Dataset items:
>> START
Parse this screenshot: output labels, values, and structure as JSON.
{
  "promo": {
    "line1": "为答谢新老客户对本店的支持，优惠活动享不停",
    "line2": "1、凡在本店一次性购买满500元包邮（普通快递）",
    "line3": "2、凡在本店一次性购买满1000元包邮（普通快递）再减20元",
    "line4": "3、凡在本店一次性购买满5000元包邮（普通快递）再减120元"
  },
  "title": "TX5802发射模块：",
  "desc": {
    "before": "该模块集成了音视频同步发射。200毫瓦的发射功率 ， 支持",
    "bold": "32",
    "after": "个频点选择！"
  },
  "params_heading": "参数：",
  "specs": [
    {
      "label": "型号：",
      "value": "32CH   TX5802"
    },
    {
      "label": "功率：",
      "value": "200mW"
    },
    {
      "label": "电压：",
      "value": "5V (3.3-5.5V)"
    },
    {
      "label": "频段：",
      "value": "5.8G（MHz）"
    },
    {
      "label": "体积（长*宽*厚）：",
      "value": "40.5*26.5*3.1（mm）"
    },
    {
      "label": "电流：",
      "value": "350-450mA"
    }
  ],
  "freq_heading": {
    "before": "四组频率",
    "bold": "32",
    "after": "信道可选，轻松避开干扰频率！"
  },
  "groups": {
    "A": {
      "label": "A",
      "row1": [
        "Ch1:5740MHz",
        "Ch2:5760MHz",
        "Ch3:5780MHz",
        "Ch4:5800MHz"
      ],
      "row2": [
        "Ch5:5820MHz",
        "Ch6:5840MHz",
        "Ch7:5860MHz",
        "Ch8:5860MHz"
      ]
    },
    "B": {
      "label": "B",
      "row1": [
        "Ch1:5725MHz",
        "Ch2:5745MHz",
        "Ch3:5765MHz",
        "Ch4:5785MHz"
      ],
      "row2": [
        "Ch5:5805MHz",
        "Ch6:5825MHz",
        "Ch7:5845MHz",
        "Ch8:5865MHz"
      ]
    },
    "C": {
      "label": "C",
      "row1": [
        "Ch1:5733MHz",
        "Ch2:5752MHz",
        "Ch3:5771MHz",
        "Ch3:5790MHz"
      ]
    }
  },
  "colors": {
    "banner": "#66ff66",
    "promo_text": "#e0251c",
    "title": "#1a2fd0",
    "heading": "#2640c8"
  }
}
>> END
* **Exercise instructions**
Gather each line of the listing containing the word "普通快递" and show it.

* **Exercise output**
    "line2": "1、凡在本店一次性购买满500元包邮（普通快递）",
    "line3": "2、凡在本店一次性购买满1000元包邮（普通快递）再减20元",
    "line4": "3、凡在本店一次性购买满5000元包邮（普通快递）再减120元"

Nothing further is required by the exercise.